— Begin EXCERPTED RECORDS —

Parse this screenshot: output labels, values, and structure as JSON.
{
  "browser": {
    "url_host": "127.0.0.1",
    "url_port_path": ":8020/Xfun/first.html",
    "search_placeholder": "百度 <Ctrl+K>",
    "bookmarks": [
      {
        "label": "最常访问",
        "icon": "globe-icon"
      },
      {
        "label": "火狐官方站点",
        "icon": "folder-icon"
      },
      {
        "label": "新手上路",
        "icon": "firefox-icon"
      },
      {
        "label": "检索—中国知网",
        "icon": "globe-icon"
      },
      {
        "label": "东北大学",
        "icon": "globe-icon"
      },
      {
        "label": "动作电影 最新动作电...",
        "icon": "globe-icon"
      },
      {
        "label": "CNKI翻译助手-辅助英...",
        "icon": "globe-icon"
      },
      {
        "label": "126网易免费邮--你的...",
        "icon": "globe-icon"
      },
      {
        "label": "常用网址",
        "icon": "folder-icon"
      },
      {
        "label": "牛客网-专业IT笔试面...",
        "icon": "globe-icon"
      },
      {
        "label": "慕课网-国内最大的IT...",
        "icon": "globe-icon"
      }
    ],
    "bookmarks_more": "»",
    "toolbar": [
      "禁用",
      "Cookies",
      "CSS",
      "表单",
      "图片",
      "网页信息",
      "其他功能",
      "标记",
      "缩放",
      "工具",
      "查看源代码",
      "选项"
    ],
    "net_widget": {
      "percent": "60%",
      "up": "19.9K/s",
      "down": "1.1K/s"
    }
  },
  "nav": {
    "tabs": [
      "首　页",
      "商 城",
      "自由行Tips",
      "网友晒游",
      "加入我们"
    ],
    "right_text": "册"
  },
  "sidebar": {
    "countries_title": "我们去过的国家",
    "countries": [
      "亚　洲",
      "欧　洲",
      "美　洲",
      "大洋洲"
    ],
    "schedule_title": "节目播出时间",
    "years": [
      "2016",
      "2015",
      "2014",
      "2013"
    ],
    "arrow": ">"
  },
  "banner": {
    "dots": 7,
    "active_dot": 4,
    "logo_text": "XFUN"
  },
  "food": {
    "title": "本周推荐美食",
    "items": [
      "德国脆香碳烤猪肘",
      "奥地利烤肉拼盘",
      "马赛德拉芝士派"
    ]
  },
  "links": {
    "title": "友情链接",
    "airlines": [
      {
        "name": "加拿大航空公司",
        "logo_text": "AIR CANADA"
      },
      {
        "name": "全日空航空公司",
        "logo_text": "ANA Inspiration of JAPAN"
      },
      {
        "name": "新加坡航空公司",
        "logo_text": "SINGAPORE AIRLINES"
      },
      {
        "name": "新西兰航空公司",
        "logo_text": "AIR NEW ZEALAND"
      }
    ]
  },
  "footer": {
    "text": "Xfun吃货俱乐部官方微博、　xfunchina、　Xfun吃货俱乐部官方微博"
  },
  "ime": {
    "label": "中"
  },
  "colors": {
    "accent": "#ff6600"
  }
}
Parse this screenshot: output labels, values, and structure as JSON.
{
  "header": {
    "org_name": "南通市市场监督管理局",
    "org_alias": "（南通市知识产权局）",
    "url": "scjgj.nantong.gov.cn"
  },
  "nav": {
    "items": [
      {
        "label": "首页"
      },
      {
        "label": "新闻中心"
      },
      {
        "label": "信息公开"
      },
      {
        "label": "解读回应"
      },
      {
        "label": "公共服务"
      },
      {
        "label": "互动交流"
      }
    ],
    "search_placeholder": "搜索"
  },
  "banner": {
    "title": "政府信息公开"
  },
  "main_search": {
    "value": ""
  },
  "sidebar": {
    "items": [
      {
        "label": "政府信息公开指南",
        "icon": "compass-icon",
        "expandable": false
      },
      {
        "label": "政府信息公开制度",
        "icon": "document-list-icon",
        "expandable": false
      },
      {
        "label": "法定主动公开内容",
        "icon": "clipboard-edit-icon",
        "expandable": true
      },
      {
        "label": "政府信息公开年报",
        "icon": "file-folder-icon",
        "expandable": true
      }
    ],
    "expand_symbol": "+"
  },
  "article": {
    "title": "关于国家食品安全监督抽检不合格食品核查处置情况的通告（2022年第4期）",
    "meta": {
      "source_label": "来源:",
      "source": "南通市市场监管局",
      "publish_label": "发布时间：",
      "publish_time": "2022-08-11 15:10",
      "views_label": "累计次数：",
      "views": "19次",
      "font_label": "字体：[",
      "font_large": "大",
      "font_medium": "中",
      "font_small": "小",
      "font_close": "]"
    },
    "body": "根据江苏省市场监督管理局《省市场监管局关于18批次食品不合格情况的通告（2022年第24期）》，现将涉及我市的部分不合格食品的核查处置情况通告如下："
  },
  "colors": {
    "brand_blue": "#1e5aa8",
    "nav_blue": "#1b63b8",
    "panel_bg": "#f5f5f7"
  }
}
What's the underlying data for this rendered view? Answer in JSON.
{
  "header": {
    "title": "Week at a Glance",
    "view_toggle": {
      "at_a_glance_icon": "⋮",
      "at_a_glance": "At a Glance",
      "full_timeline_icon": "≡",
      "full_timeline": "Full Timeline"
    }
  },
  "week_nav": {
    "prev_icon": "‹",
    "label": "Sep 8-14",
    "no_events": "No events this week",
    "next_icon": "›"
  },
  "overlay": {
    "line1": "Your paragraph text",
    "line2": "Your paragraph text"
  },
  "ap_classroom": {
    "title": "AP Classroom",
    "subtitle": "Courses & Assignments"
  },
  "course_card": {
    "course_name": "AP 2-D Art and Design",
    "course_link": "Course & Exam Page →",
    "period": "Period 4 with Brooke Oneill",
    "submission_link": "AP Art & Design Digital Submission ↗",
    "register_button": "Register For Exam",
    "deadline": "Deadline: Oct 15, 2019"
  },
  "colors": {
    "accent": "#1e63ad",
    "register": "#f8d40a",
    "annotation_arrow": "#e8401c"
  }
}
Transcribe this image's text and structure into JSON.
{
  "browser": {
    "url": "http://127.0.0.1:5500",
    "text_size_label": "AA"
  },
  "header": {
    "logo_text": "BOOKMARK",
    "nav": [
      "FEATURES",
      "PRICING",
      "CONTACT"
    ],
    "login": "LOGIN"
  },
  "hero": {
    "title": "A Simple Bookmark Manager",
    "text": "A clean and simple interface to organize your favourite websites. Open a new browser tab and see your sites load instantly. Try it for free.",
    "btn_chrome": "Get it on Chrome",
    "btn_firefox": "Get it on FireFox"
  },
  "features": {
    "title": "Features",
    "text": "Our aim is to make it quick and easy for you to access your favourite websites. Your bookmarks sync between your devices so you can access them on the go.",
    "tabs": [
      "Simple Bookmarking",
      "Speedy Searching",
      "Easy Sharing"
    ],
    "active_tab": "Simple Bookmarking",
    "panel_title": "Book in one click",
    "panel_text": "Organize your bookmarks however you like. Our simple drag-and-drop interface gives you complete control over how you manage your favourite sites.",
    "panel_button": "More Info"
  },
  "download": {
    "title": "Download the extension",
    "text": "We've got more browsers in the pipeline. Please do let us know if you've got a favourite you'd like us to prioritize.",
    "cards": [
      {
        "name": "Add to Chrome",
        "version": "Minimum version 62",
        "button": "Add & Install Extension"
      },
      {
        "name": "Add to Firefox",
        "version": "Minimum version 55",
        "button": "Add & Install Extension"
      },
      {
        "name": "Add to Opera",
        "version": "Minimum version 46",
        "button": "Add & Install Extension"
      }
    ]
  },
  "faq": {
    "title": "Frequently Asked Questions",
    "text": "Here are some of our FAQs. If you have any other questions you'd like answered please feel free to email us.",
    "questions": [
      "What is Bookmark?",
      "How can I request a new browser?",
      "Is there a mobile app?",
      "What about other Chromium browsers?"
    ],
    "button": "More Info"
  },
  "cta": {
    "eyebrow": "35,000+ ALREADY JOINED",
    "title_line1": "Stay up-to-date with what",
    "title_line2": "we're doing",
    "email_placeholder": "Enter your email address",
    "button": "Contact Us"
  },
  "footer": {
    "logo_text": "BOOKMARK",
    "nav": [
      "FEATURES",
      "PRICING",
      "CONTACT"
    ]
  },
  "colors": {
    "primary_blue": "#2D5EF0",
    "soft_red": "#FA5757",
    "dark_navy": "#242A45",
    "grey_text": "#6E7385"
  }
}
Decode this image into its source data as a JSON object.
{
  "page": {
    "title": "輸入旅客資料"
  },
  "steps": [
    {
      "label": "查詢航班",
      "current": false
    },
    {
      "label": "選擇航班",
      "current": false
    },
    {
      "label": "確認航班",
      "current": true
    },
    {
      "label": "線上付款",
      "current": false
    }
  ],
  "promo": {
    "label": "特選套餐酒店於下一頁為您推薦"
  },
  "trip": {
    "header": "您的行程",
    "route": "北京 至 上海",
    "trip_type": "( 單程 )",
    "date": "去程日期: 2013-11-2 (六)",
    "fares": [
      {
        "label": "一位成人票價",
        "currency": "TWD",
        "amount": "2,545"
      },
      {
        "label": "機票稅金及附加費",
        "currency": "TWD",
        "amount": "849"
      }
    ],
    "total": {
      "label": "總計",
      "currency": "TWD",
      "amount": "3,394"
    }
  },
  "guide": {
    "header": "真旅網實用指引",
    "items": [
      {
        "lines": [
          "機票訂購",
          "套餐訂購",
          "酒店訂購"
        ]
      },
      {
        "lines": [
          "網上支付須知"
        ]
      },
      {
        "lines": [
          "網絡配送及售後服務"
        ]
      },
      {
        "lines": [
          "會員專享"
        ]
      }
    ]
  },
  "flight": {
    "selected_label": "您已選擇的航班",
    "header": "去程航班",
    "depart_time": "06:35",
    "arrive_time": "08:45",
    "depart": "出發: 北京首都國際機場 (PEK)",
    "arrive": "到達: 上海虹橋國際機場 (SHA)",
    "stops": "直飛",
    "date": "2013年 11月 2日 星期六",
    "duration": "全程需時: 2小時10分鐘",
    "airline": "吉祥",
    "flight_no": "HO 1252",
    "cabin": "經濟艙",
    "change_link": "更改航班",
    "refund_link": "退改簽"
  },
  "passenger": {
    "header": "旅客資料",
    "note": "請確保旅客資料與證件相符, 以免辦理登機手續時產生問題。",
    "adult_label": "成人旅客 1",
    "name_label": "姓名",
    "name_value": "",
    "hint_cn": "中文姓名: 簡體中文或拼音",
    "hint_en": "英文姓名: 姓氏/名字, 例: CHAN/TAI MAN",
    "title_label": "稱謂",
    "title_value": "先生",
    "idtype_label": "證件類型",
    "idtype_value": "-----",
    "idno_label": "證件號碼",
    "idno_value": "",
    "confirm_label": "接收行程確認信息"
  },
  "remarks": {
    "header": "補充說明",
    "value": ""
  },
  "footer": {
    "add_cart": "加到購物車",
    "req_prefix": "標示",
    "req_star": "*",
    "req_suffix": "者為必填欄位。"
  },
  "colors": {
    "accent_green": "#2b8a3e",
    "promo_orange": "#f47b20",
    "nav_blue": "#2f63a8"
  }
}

— End EXCERPTED RECORDS —

**REQUIRED TASK**
Where does the word "JSON" appear? Return each line that holds it.

**SOLVED EXERCISE**
Parse this screenshot: output labels, values, and structure as JSON.
Parse this screenshot: output labels, values, and structure as JSON.
What's the underlying data for this rendered view? Answer in JSON.
Transcribe this image's text and structure into JSON.
Decode this image into its source data as a JSON object.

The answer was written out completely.